# Exercise description
Set down all of the entries word for word, omitting the images they contain.

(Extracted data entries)
###

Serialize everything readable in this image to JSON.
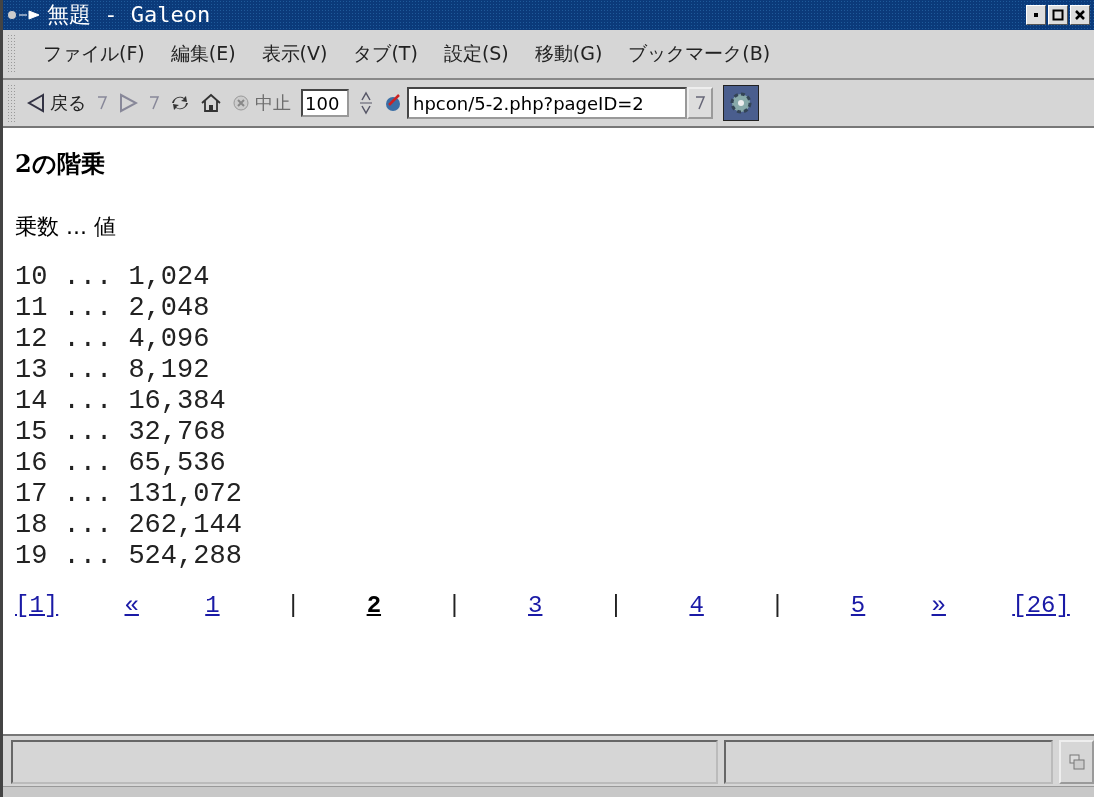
{
  "window": {
    "title": "無題 - Galeon"
  },
  "menu": [
    "ファイル(F)",
    "編集(E)",
    "表示(V)",
    "タブ(T)",
    "設定(S)",
    "移動(G)",
    "ブックマーク(B)"
  ],
  "toolbar": {
    "back_label": "戻る",
    "stop_label": "中止",
    "stop_disabled": true,
    "zoom": "100",
    "url": "hpcon/5-2.php?pageID=2"
  },
  "page": {
    "heading": "2の階乗",
    "header": "乗数 ... 値",
    "rows": [
      "10 ... 1,024",
      "11 ... 2,048",
      "12 ... 4,096",
      "13 ... 8,192",
      "14 ... 16,384",
      "15 ... 32,768",
      "16 ... 65,536",
      "17 ... 131,072",
      "18 ... 262,144",
      "19 ... 524,288"
    ],
    "pager": [
      {
        "kind": "link",
        "label": "[1]"
      },
      {
        "kind": "link",
        "label": "«"
      },
      {
        "kind": "page",
        "label": "1",
        "selected": false
      },
      {
        "kind": "sep",
        "label": "|"
      },
      {
        "kind": "page",
        "label": "2",
        "selected": true
      },
      {
        "kind": "sep",
        "label": "|"
      },
      {
        "kind": "page",
        "label": "3",
        "selected": false
      },
      {
        "kind": "sep",
        "label": "|"
      },
      {
        "kind": "page",
        "label": "4",
        "selected": false
      },
      {
        "kind": "sep",
        "label": "|"
      },
      {
        "kind": "page",
        "label": "5",
        "selected": false
      },
      {
        "kind": "link",
        "label": "»"
      },
      {
        "kind": "link",
        "label": "[26]"
      }
    ]
  }
}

###

# Response to this exercise
Serialize everything readable in this image to JSON.
{
  "window": {
    "title": "無題 - Galeon"
  },
  "menu": [
    "ファイル(F)",
    "編集(E)",
    "表示(V)",
    "タブ(T)",
    "設定(S)",
    "移動(G)",
    "ブックマーク(B)"
  ],
  "toolbar": {
    "back_label": "戻る",
    "stop_label": "中止",
    "stop_disabled": true,
    "zoom": "100",
    "url": "hpcon/5-2.php?pageID=2"
  },
  "page": {
    "heading": "2の階乗",
    "header": "乗数 ... 値",
    "rows": [
      "10 ... 1,024",
      "11 ... 2,048",
      "12 ... 4,096",
      "13 ... 8,192",
      "14 ... 16,384",
      "15 ... 32,768",
      "16 ... 65,536",
      "17 ... 131,072",
      "18 ... 262,144",
      "19 ... 524,288"
    ],
    "pager": [
      {
        "kind": "link",
        "label": "[1]"
      },
      {
        "kind": "link",
        "label": "«"
      },
      {
        "kind": "page",
        "label": "1",
        "selected": false
      },
      {
        "kind": "sep",
        "label": "|"
      },
      {
        "kind": "page",
        "label": "2",
        "selected": true
      },
      {
        "kind": "sep",
        "label": "|"
      },
      {
        "kind": "page",
        "label": "3",
        "selected": false
      },
      {
        "kind": "sep",
        "label": "|"
      },
      {
        "kind": "page",
        "label": "4",
        "selected": false
      },
      {
        "kind": "sep",
        "label": "|"
      },
      {
        "kind": "page",
        "label": "5",
        "selected": false
      },
      {
        "kind": "link",
        "label": "»"
      },
      {
        "kind": "link",
        "label": "[26]"
      }
    ]
  }
}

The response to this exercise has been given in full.